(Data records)
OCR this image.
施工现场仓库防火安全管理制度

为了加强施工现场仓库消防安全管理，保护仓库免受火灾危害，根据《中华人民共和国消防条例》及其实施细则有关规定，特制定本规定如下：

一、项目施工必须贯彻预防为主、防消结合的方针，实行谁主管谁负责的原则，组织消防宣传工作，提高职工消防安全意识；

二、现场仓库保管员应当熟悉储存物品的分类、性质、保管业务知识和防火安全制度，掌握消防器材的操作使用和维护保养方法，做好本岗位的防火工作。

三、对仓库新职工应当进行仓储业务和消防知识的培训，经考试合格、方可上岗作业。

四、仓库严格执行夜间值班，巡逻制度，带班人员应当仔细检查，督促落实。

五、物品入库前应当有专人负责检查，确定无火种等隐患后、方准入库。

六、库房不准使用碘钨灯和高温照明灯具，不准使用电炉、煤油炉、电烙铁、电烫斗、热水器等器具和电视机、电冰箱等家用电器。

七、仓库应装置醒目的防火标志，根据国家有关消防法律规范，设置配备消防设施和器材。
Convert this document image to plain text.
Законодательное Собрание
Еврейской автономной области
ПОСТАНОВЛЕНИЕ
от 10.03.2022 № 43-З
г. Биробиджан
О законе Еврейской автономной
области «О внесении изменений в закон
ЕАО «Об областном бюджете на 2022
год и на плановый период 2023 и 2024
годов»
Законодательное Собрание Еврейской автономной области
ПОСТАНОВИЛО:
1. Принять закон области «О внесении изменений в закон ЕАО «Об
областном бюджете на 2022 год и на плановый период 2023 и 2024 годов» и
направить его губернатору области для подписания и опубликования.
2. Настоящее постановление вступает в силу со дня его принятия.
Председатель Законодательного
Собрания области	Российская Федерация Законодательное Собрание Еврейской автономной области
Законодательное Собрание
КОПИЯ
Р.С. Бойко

** The task **
Repeat the data precisely, reproducing every entry.

** Task output **
OCR this image.
施工现场仓库防火安全管理制度

为了加强施工现场仓库消防安全管理，保护仓库免受火灾危害，根据《中华人民共和国消防条例》及其实施细则有关规定，特制定本规定如下：

一、项目施工必须贯彻预防为主、防消结合的方针，实行谁主管谁负责的原则，组织消防宣传工作，提高职工消防安全意识；

二、现场仓库保管员应当熟悉储存物品的分类、性质、保管业务知识和防火安全制度，掌握消防器材的操作使用和维护保养方法，做好本岗位的防火工作。

三、对仓库新职工应当进行仓储业务和消防知识的培训，经考试合格、方可上岗作业。

四、仓库严格执行夜间值班，巡逻制度，带班人员应当仔细检查，督促落实。

五、物品入库前应当有专人负责检查，确定无火种等隐患后、方准入库。

六、库房不准使用碘钨灯和高温照明灯具，不准使用电炉、煤油炉、电烙铁、电烫斗、热水器等器具和电视机、电冰箱等家用电器。

七、仓库应装置醒目的防火标志，根据国家有关消防法律规范，设置配备消防设施和器材。
Convert this document image to plain text.
Законодательное Собрание
Еврейской автономной области
ПОСТАНОВЛЕНИЕ
от 10.03.2022 № 43-З
г. Биробиджан
О законе Еврейской автономной
области «О внесении изменений в закон
ЕАО «Об областном бюджете на 2022
год и на плановый период 2023 и 2024
годов»
Законодательное Собрание Еврейской автономной области
ПОСТАНОВИЛО:
1. Принять закон области «О внесении изменений в закон ЕАО «Об
областном бюджете на 2022 год и на плановый период 2023 и 2024 годов» и
направить его губернатору области для подписания и опубликования.
2. Настоящее постановление вступает в силу со дня его принятия.
Председатель Законодательного
Собрания области	Российская Федерация Законодательное Собрание Еврейской автономной области
Законодательное Собрание
КОПИЯ
Р.С. Бойко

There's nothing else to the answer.